» **Description of the task**
Give every line from the entries that contains "ylabel".

** START **

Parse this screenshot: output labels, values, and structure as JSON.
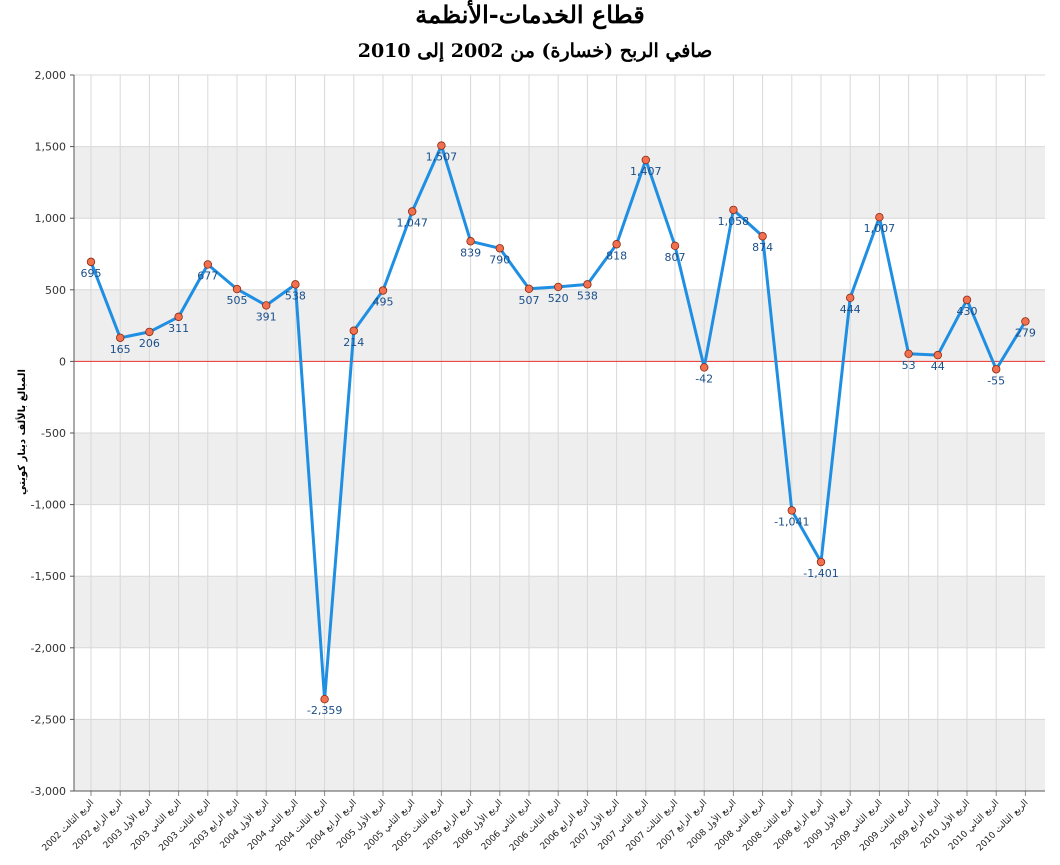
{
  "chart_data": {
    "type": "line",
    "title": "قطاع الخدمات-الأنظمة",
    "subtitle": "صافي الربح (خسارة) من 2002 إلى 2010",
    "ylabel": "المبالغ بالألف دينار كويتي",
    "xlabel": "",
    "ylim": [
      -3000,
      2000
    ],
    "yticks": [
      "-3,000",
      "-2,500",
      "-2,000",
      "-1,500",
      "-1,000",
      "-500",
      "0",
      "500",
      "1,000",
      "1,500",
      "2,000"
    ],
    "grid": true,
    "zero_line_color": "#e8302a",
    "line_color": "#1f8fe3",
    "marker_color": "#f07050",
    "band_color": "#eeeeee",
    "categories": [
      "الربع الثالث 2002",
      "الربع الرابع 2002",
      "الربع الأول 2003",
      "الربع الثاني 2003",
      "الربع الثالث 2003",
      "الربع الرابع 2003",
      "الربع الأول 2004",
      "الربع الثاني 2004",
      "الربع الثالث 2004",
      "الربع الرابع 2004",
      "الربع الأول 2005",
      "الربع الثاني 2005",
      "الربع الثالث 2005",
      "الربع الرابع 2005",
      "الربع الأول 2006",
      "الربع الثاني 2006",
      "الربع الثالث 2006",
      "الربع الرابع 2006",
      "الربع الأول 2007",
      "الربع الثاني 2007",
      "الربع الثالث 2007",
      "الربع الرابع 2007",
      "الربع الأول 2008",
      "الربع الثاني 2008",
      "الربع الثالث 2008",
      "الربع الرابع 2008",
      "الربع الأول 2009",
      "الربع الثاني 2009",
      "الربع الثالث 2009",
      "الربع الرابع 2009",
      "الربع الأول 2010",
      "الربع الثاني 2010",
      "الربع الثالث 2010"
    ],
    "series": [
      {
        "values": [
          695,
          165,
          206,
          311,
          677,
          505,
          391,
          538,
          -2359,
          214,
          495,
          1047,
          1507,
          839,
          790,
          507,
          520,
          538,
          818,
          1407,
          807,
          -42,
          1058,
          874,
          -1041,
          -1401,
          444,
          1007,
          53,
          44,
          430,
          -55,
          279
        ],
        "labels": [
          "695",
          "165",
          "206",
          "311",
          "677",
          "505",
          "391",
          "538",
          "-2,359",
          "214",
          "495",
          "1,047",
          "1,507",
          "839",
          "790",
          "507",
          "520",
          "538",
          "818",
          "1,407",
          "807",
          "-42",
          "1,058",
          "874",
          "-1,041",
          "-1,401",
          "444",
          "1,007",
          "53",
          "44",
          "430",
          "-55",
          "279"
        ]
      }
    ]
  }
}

** END **
** START **

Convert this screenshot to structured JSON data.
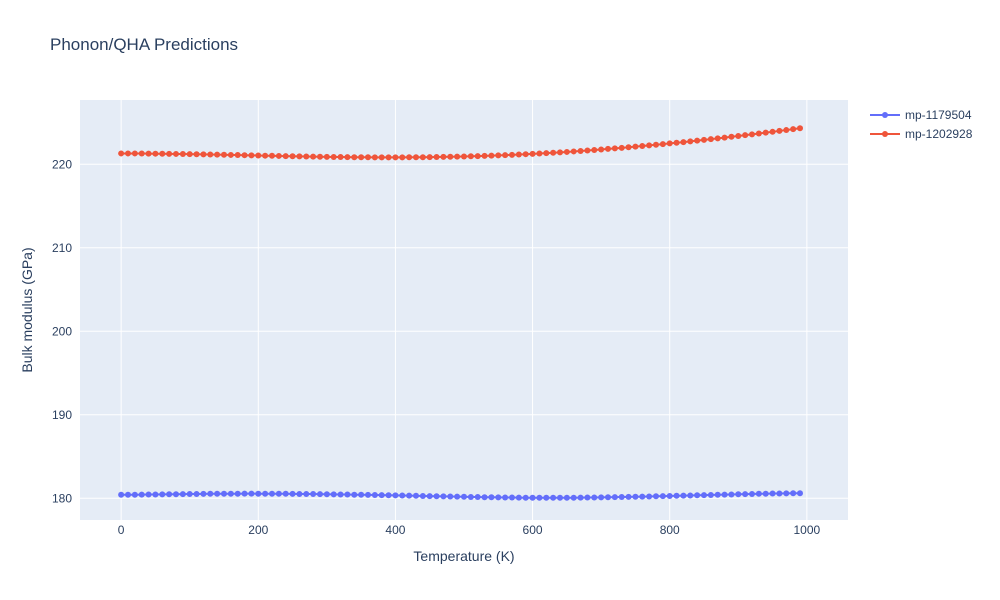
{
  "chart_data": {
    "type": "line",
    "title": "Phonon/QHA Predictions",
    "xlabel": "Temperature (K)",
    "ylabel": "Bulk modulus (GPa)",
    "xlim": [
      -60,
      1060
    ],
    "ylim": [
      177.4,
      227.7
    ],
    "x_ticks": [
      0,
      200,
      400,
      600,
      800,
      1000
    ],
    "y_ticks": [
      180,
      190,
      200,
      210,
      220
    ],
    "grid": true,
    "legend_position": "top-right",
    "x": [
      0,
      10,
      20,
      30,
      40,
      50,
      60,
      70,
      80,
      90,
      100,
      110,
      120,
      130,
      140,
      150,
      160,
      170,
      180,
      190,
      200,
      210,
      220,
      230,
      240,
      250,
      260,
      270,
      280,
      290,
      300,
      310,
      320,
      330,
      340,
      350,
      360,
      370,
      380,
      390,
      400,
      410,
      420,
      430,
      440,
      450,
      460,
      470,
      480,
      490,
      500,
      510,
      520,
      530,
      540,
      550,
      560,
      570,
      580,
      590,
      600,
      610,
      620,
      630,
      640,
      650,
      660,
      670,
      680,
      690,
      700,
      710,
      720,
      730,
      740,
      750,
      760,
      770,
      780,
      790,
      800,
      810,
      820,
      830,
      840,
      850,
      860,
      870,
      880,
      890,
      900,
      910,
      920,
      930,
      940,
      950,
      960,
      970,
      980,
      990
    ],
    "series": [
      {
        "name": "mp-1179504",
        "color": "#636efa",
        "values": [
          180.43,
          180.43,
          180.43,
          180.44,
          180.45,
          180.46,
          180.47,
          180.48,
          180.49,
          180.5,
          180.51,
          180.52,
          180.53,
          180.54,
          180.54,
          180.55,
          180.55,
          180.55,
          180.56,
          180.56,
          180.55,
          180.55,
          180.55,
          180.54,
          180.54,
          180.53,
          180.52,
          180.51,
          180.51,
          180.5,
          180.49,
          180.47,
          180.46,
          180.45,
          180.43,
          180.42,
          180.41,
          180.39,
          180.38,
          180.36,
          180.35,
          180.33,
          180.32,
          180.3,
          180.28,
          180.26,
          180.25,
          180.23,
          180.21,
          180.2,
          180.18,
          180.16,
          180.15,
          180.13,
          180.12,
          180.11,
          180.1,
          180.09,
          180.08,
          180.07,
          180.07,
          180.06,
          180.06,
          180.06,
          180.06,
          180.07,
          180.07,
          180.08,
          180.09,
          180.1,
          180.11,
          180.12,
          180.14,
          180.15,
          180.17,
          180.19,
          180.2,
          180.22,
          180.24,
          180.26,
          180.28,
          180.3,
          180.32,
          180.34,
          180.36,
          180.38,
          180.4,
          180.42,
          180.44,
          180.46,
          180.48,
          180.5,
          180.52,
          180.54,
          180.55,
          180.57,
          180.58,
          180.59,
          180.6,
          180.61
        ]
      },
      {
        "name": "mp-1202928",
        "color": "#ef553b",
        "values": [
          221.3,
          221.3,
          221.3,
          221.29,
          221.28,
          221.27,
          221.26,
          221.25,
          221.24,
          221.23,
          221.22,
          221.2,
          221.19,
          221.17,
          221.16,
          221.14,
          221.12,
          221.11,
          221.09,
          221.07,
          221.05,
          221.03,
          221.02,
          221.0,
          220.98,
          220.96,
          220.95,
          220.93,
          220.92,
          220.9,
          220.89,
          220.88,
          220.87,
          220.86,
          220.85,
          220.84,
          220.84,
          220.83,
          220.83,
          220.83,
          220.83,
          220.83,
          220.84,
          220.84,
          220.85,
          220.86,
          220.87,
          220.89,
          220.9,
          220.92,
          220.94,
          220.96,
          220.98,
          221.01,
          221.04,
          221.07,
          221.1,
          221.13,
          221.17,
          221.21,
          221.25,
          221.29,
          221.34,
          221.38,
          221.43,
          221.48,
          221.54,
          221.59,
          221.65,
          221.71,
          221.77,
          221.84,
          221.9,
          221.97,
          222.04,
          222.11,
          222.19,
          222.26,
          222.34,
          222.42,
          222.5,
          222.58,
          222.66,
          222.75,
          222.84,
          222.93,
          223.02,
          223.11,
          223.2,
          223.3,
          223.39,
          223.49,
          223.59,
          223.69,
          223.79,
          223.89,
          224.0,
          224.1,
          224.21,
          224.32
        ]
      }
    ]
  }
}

** END **

» **Result of the task**
    "ylabel": "المبالغ بالألف دينار كويتي",
    "ylabel": "Bulk modulus (GPa)",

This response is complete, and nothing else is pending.